Supplied material –
— Begin —
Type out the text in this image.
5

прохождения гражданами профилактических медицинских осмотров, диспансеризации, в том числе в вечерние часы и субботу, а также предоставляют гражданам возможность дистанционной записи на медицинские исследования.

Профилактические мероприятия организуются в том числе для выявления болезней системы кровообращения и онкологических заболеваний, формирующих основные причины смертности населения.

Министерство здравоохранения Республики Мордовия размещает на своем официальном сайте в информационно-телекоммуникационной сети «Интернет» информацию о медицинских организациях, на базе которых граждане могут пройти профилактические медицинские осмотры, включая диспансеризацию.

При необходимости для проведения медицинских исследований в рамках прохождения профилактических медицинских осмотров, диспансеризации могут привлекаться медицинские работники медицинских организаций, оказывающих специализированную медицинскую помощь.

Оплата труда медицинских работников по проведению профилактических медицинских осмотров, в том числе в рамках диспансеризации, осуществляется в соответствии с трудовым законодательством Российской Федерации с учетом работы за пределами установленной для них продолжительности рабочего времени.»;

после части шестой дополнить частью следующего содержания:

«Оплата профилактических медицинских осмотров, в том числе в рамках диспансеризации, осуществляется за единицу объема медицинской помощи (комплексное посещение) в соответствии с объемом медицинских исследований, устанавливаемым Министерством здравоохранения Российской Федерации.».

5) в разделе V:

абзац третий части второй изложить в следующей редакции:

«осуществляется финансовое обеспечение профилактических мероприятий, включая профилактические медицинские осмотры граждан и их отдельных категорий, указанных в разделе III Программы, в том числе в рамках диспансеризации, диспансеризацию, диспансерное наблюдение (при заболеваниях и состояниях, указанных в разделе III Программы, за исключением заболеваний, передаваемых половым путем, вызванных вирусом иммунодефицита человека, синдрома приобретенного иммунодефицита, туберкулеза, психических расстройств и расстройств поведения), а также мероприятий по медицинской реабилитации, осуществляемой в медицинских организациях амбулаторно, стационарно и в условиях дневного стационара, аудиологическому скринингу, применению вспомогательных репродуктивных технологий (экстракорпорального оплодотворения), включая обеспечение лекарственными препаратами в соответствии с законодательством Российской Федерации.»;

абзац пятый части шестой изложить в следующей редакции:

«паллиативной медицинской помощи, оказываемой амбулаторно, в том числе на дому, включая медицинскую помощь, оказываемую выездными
— End —
Using the listing above, show every line that includes the string "могут".

Министерство здравоохранения Республики Мордовия размещает на своем официальном сайте в информационно-телекоммуникационной сети «Интернет» информацию о медицинских организациях, на базе которых граждане могут пройти профилактические медицинские осмотры, включая диспансеризацию.
При необходимости для проведения медицинских исследований в рамках прохождения профилактических медицинских осмотров, диспансеризации могут привлекаться медицинские работники медицинских организаций, оказывающих специализированную медицинскую помощь.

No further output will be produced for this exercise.